* Start MATERIAL PROVIDED *

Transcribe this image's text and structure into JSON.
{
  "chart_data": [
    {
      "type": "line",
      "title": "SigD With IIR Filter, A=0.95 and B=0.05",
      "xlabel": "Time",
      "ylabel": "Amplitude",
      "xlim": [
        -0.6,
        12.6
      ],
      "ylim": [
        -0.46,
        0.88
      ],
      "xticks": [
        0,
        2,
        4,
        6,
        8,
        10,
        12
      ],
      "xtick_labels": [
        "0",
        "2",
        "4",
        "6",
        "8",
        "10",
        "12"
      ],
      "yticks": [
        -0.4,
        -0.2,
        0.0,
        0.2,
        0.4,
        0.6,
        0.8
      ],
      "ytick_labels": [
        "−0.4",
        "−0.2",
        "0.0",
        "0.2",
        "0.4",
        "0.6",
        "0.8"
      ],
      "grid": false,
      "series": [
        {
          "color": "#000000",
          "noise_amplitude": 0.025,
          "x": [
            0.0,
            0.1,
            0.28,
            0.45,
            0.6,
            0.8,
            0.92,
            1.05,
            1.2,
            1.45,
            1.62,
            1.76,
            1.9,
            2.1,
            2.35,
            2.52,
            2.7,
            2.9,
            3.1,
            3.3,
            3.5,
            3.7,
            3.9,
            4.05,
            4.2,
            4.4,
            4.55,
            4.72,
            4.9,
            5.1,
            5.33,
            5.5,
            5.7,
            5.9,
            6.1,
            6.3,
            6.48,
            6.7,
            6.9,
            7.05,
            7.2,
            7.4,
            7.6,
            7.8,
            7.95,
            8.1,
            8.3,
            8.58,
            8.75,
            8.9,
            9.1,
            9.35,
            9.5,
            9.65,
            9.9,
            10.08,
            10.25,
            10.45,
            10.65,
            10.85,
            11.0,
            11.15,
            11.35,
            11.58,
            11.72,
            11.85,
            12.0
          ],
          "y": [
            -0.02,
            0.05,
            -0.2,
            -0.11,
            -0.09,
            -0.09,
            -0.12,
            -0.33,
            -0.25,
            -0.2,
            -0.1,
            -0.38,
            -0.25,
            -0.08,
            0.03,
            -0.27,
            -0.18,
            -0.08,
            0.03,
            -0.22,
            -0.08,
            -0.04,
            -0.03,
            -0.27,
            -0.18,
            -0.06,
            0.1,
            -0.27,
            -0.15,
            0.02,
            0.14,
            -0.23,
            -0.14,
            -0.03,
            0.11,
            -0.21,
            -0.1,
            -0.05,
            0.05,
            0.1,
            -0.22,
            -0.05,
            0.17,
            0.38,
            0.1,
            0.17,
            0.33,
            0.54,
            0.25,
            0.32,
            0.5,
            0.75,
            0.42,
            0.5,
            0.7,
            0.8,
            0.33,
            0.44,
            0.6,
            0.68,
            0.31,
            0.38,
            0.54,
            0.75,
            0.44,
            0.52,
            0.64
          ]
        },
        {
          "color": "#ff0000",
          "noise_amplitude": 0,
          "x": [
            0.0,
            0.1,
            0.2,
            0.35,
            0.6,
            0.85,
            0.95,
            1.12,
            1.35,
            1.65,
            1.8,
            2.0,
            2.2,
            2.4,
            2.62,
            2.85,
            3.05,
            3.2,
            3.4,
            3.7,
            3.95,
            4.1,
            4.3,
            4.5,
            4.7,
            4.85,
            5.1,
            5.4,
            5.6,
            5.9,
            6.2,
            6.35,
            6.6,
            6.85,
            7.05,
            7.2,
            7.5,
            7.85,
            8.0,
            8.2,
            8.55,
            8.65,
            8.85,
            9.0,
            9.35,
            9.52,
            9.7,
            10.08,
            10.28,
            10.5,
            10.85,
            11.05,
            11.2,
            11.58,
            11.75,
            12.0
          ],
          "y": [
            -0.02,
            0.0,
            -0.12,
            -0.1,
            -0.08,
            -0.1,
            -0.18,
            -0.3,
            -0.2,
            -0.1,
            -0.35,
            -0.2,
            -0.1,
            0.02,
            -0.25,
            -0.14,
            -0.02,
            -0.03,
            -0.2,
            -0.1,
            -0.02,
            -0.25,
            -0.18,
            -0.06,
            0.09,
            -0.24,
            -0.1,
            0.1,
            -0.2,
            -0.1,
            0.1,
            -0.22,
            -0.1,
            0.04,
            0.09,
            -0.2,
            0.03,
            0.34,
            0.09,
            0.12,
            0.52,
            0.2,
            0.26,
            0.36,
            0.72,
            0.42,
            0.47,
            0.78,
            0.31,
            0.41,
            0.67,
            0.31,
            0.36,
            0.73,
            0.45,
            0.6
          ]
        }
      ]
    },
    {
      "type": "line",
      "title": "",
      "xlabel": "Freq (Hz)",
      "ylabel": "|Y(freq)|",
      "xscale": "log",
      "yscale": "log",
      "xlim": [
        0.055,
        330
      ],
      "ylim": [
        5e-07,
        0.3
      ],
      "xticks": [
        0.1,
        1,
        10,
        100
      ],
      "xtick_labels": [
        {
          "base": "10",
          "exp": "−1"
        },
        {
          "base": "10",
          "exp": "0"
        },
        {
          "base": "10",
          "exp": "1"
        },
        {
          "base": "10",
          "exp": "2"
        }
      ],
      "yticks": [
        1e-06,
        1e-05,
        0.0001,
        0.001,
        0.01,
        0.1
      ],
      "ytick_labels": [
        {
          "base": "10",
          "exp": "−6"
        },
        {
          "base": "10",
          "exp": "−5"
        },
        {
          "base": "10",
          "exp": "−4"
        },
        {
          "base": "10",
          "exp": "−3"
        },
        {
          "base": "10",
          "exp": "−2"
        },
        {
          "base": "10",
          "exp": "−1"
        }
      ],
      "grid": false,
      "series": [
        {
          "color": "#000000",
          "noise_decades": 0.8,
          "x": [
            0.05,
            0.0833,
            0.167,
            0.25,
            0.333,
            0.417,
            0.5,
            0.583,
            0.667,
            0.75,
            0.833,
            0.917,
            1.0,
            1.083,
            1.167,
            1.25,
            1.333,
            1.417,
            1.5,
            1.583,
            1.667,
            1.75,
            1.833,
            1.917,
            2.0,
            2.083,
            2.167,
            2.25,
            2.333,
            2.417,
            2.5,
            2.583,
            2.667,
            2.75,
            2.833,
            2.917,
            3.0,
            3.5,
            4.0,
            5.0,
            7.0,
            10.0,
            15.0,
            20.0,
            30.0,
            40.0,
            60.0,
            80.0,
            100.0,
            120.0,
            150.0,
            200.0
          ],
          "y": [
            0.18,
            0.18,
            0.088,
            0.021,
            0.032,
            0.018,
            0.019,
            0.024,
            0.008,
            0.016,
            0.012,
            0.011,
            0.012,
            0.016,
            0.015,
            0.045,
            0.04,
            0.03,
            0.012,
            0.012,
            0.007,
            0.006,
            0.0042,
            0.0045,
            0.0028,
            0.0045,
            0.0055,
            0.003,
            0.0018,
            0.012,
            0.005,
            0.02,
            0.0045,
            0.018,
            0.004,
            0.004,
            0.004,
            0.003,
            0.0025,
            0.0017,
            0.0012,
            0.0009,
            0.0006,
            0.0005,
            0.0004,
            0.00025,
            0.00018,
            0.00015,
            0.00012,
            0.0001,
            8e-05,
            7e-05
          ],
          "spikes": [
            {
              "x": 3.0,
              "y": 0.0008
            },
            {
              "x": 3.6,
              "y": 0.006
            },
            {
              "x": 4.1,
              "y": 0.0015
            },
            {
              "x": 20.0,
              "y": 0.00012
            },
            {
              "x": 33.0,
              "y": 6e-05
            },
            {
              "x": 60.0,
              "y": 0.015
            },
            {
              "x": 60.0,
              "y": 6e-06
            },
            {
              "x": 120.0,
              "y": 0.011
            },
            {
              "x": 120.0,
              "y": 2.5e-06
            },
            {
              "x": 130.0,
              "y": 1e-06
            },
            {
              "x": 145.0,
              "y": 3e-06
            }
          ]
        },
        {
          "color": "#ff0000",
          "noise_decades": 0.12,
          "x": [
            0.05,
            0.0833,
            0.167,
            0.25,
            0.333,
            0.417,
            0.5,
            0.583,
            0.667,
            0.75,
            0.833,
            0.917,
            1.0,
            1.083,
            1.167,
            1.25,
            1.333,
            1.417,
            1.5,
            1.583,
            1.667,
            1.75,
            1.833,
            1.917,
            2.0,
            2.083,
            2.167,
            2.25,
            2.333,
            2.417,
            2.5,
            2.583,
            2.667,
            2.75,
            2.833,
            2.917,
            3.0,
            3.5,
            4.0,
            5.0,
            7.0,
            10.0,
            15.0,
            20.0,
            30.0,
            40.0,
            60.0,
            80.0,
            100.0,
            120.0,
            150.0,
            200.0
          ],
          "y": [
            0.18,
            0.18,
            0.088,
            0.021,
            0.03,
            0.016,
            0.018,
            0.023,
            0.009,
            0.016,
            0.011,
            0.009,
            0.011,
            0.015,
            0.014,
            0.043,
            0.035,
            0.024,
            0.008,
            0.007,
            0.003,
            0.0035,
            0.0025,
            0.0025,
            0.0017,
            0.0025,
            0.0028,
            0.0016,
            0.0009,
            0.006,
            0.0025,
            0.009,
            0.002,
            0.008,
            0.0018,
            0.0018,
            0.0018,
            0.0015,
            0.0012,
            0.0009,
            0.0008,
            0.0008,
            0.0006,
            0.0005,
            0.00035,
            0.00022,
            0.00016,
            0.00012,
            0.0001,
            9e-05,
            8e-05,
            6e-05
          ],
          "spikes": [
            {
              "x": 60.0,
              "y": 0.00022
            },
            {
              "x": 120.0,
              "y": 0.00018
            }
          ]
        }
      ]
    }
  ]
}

* End MATERIAL PROVIDED *

## PROBLEM DETAILS
Write the number of lines containing the word "title" and nothing besides it.

## WORKED ANSWER
2